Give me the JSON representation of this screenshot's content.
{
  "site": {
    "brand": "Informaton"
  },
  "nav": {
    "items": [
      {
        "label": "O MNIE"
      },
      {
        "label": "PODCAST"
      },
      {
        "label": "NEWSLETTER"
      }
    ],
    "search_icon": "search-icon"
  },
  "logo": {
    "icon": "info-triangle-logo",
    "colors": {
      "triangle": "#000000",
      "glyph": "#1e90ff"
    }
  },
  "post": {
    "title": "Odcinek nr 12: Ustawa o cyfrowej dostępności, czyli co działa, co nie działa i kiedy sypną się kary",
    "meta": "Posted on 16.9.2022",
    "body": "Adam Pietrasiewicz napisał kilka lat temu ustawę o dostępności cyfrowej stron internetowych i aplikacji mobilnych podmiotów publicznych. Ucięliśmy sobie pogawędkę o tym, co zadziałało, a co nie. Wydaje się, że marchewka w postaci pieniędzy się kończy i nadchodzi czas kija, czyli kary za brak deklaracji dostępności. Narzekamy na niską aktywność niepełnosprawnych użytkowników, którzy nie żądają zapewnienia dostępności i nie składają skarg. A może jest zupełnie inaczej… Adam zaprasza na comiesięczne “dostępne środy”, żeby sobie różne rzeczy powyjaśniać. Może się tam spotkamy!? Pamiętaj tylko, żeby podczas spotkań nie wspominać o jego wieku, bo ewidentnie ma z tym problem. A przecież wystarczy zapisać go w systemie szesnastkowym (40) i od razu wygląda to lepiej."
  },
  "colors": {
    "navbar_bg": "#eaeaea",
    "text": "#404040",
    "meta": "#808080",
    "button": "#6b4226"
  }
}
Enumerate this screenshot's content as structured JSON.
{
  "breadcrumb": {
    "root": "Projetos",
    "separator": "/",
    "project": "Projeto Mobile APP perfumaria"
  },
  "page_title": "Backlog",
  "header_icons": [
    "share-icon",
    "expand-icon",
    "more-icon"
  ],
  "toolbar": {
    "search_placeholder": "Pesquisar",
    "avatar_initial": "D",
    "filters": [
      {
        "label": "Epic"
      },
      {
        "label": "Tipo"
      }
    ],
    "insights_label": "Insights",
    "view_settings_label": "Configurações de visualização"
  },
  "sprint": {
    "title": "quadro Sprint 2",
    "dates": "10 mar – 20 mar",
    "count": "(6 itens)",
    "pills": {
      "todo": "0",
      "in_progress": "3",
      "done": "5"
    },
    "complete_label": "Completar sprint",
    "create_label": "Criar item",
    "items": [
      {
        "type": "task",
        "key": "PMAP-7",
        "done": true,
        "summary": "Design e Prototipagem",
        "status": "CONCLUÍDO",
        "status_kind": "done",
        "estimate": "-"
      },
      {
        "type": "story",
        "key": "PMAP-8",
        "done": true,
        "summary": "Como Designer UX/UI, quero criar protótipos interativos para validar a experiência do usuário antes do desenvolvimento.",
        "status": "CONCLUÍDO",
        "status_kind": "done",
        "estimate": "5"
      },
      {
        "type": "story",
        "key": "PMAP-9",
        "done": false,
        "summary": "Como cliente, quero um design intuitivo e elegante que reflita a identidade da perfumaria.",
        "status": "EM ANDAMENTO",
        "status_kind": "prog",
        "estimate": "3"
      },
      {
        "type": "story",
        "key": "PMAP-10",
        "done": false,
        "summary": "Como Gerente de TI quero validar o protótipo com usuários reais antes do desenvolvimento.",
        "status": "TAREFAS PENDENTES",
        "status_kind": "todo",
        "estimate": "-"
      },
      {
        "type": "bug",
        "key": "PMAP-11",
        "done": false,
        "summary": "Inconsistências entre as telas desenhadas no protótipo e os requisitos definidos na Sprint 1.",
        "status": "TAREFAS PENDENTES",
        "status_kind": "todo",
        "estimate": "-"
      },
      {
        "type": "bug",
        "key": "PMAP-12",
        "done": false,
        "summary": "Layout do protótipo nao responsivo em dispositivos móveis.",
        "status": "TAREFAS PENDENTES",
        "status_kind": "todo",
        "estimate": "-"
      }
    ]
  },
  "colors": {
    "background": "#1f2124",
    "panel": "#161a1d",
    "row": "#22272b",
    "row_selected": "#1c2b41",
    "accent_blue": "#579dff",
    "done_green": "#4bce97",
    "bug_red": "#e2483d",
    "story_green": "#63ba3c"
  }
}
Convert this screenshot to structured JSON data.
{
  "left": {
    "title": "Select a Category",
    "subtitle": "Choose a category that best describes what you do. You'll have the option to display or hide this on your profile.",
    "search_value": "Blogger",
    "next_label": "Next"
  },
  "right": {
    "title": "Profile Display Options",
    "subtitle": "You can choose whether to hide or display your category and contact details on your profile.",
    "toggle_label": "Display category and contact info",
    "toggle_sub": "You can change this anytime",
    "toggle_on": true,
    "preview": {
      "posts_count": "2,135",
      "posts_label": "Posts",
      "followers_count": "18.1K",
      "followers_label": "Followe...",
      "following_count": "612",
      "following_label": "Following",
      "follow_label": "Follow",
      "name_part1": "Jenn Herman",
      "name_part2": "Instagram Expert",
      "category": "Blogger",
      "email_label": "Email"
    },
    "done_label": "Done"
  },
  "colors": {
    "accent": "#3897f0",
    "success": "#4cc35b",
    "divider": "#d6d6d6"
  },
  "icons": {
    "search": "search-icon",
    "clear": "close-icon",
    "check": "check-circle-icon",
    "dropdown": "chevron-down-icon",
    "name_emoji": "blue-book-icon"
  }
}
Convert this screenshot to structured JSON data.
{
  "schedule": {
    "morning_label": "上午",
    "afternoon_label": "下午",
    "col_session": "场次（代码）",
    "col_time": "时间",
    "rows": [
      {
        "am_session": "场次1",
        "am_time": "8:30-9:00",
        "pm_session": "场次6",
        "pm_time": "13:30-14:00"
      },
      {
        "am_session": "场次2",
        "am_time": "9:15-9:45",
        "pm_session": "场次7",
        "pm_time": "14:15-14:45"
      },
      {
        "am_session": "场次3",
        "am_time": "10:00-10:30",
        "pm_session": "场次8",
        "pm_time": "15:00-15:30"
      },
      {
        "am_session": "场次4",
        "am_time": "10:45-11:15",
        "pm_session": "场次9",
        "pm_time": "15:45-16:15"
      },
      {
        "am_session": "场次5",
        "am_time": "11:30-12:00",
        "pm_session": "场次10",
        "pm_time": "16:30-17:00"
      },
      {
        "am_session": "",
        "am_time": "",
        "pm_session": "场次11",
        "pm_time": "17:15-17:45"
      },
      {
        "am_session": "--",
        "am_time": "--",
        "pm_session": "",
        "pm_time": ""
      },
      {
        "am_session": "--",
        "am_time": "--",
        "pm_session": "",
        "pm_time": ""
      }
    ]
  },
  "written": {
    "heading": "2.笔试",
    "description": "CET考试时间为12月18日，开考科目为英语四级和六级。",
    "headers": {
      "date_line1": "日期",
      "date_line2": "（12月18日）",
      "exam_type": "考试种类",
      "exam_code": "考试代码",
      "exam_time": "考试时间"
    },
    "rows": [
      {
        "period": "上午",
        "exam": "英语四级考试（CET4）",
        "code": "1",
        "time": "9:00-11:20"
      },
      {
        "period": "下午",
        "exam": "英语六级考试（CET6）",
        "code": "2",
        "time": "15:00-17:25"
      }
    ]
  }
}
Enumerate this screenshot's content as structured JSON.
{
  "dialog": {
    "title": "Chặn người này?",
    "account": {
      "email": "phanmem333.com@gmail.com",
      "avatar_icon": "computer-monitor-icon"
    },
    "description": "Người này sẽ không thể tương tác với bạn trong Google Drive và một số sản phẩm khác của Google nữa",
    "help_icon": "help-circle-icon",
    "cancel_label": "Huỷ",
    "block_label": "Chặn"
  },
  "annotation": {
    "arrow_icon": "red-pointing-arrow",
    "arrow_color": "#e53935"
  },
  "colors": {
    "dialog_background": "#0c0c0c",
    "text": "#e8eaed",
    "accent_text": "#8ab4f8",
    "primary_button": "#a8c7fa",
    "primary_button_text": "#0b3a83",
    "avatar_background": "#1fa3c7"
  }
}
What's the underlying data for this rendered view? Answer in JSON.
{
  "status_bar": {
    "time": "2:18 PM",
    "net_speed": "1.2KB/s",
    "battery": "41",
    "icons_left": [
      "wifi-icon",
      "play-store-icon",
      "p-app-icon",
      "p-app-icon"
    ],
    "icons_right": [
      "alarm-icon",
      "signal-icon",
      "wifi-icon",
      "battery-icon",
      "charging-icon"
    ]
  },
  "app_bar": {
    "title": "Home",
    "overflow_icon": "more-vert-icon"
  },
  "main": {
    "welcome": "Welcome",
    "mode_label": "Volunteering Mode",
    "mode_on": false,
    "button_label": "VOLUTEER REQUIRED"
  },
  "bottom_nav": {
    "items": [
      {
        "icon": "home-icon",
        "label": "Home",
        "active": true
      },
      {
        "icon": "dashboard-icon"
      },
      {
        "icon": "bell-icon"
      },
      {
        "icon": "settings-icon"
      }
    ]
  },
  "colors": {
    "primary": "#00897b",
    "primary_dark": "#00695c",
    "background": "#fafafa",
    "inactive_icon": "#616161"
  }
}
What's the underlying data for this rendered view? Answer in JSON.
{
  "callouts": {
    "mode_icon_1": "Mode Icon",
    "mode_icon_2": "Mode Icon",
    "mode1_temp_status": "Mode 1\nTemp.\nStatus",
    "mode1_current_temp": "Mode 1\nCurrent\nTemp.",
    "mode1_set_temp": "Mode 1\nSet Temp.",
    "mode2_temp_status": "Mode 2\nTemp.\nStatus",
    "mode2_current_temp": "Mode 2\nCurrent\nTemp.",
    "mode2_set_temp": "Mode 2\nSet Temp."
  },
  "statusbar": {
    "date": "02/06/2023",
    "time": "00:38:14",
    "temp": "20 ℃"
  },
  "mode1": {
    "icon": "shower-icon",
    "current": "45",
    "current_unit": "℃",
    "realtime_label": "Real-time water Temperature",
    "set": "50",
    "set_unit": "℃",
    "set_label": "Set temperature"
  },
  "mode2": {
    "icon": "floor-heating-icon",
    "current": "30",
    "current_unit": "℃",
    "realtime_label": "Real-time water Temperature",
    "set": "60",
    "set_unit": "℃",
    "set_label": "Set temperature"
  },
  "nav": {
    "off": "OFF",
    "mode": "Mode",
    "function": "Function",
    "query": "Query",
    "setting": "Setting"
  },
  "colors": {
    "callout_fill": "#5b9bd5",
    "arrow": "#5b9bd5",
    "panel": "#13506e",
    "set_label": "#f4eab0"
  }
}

==========

Count how many lines in the data above hold the string "contact", and give the number with no other words.

■ EXERCISE OUTPUT:
2